Exercise details -
Find the lines holding "white" and copy them.

=== Material for this task ===

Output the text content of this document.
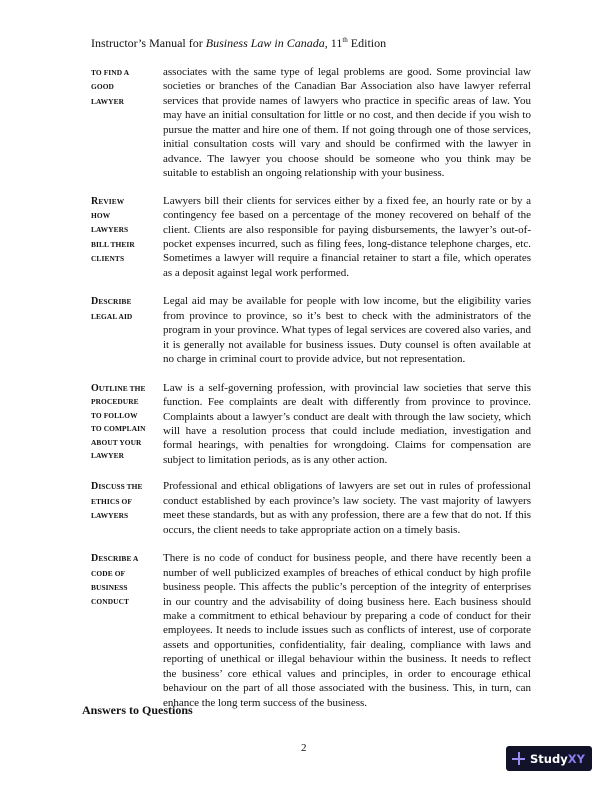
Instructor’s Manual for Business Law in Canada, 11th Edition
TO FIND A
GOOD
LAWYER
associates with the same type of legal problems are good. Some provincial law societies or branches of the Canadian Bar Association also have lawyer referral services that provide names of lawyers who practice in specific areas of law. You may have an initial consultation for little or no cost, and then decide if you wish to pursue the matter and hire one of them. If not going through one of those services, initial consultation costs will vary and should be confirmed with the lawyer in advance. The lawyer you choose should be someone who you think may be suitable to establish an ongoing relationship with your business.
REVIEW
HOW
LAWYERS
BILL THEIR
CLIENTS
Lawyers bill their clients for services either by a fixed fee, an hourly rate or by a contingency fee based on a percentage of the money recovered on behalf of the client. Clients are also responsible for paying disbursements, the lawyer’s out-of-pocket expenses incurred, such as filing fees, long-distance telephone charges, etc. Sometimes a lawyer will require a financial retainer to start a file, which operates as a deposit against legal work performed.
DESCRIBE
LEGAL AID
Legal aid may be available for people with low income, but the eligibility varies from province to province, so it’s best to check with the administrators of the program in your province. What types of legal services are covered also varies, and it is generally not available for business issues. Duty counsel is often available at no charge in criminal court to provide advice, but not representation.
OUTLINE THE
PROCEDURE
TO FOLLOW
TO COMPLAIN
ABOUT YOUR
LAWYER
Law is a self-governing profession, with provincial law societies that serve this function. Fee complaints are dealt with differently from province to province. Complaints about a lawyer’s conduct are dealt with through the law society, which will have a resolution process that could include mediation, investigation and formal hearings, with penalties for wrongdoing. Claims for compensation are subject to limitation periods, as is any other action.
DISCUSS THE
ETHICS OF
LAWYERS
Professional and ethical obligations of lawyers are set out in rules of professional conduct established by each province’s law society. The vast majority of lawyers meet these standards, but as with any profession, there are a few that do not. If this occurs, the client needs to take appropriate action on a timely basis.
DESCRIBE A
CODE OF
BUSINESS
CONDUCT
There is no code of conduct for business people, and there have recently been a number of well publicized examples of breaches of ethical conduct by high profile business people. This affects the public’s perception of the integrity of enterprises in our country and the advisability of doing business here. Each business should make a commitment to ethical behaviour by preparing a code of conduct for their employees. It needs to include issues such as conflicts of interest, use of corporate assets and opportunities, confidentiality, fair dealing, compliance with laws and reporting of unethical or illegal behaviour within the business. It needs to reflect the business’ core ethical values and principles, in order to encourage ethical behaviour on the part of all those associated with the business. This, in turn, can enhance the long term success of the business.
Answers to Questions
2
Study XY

===
=== Material for this task ===

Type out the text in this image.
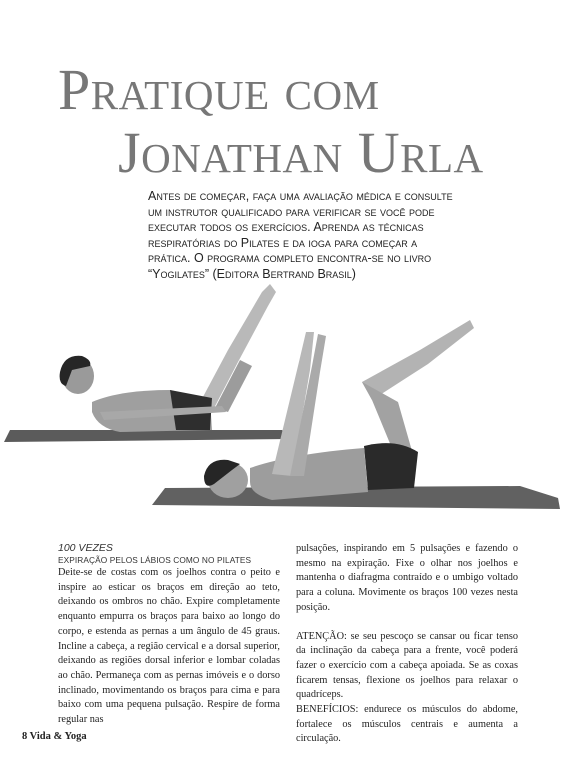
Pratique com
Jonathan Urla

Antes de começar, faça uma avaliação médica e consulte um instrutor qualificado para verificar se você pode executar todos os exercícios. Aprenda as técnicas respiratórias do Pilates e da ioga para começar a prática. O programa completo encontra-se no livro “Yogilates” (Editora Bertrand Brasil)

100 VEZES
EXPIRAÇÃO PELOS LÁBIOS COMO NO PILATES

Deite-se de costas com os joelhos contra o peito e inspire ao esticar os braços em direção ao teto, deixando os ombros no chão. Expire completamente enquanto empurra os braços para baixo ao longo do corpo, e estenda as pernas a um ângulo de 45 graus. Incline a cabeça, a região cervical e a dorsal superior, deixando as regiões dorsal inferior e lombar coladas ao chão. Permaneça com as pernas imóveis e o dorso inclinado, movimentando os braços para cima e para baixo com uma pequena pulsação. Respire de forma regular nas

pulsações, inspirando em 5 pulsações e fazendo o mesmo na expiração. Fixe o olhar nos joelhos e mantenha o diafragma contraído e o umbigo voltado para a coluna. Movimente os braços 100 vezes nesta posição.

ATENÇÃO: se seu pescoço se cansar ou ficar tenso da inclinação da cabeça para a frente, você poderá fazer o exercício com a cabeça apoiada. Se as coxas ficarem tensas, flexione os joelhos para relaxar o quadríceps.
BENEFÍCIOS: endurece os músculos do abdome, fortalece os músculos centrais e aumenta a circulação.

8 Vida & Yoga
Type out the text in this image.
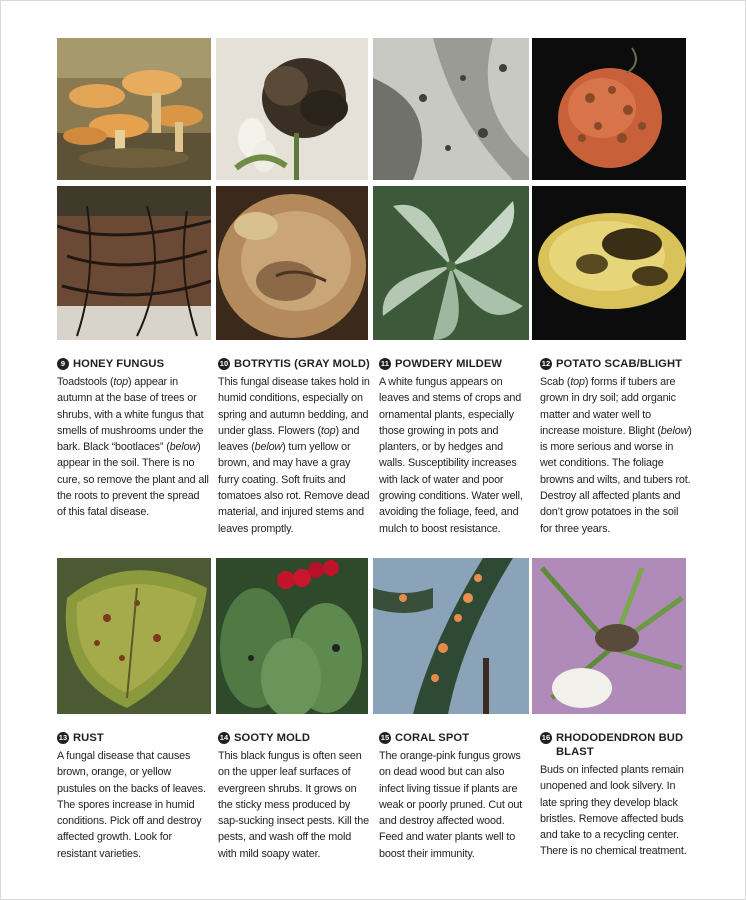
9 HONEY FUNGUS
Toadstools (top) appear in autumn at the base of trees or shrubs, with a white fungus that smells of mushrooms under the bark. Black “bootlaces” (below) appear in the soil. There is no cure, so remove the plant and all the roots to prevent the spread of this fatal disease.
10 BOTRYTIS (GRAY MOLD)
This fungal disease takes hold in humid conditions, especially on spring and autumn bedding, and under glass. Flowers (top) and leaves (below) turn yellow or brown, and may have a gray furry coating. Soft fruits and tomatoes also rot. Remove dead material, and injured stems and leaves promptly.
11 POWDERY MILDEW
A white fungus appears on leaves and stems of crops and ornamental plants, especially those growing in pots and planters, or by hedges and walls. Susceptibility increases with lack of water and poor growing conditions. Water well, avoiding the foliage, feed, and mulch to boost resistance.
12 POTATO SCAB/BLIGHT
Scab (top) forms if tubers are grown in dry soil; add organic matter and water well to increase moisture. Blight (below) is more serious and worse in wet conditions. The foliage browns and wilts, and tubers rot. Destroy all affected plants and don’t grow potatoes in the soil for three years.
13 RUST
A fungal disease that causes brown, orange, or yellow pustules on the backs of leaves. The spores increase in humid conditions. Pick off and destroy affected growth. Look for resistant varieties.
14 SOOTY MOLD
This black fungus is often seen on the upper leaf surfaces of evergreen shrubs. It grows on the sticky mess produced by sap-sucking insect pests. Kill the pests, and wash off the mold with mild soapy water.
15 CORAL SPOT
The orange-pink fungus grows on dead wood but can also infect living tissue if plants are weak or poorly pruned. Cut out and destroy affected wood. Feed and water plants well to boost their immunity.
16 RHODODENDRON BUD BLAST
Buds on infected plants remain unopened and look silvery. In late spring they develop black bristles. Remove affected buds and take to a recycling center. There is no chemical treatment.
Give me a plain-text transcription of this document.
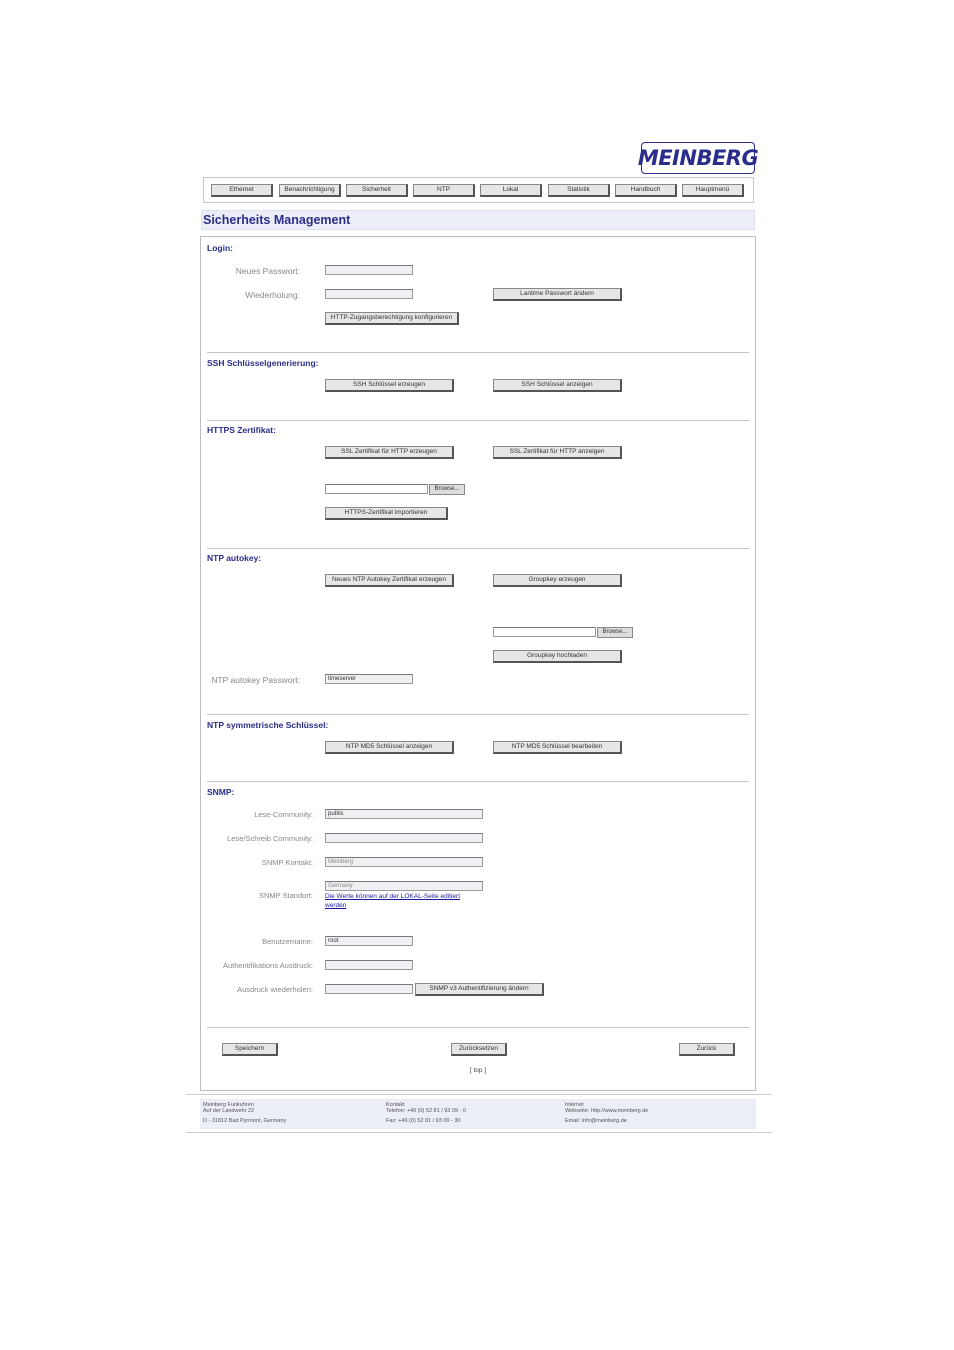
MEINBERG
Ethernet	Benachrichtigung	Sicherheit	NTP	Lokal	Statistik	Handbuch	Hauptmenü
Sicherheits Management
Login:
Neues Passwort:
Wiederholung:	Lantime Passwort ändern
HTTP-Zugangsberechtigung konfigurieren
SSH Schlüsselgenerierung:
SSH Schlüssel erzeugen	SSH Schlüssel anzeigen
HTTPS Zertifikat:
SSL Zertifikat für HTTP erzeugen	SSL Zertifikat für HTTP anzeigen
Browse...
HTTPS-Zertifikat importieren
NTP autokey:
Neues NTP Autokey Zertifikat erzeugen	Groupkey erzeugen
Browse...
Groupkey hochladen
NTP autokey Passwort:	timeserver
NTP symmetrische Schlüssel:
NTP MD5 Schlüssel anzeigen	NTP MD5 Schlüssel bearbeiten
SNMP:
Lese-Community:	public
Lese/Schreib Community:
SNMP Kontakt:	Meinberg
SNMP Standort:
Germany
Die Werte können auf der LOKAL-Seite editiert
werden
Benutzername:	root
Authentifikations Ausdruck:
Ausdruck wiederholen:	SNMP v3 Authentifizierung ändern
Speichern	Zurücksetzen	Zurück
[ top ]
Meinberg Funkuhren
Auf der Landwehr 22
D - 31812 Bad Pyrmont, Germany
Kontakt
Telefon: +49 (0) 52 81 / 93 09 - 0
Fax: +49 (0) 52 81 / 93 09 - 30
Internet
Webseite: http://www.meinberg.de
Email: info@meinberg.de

===
=== Material for this task ===

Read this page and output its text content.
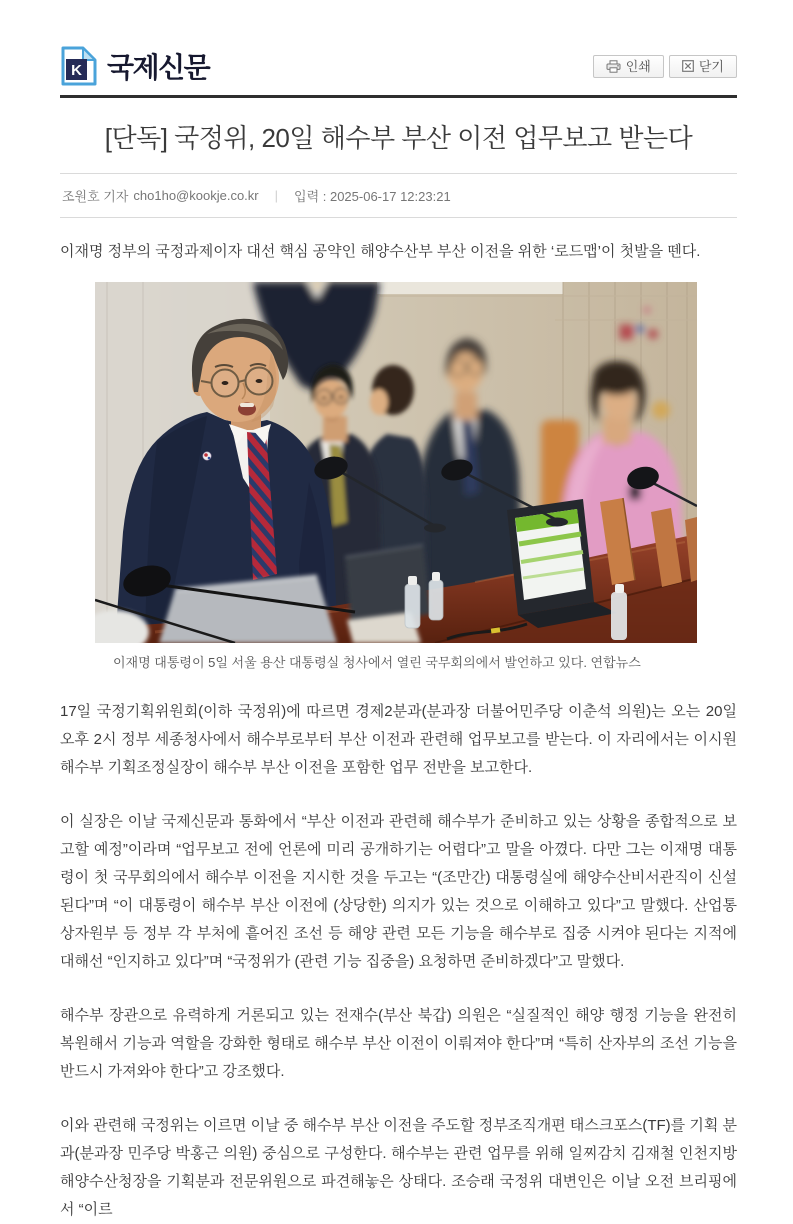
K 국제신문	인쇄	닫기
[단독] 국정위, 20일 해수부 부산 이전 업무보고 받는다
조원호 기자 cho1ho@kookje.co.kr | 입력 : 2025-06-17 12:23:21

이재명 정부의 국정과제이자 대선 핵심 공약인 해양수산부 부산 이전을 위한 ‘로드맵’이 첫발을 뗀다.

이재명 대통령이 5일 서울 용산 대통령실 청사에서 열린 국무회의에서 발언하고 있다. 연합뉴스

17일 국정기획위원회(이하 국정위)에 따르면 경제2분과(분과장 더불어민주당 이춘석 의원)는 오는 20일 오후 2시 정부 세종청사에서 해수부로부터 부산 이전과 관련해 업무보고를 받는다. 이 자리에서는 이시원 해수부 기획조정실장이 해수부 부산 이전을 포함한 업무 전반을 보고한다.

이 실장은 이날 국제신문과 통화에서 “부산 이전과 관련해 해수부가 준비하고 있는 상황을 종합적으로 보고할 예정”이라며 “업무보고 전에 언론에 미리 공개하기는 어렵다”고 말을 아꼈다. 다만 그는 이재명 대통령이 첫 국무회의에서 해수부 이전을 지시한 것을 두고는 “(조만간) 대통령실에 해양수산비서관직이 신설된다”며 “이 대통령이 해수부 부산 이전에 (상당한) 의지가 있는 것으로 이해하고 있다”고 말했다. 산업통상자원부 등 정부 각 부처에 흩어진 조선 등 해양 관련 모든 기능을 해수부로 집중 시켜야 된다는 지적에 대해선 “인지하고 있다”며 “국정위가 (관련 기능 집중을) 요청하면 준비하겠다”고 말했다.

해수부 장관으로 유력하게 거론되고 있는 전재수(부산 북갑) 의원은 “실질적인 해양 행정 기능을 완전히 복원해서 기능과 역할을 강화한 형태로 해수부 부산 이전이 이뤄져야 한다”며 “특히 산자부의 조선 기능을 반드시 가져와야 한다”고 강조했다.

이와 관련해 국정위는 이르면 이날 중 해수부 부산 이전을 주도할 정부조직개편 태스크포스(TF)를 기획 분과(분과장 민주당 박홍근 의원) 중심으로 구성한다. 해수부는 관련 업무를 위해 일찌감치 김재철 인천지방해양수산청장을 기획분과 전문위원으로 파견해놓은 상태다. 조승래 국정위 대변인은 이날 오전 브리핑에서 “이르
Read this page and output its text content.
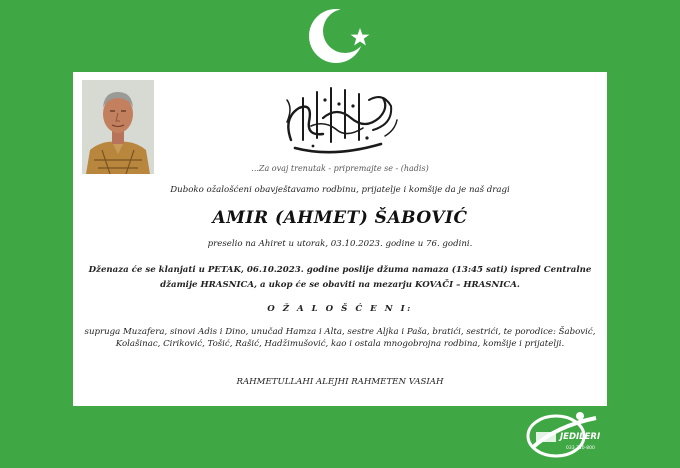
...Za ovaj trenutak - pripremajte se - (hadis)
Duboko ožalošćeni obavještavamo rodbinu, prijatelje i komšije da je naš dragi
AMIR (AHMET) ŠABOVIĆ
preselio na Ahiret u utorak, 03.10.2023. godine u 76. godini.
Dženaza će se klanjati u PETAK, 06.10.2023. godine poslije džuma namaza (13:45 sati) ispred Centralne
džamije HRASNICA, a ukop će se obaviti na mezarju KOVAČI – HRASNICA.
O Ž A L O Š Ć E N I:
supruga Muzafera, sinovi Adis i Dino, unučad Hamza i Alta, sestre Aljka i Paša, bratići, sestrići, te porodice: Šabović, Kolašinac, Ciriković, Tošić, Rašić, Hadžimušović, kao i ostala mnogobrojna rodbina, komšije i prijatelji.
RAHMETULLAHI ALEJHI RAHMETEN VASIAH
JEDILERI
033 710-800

===

Final result -
Toadstools (top) appear in autumn at the base of trees or shrubs, with a white fungus that smells of mushrooms under the bark. Black “bootlaces” (below) appear in the soil. There is no cure, so remove the plant and all the roots to prevent the spread of this fatal disease.
A white fungus appears on leaves and stems of crops and ornamental plants, especially those growing in pots and planters, or by hedges and walls. Susceptibility increases with lack of water and poor growing conditions. Water well, avoiding the foliage, feed, and mulch to boost resistance.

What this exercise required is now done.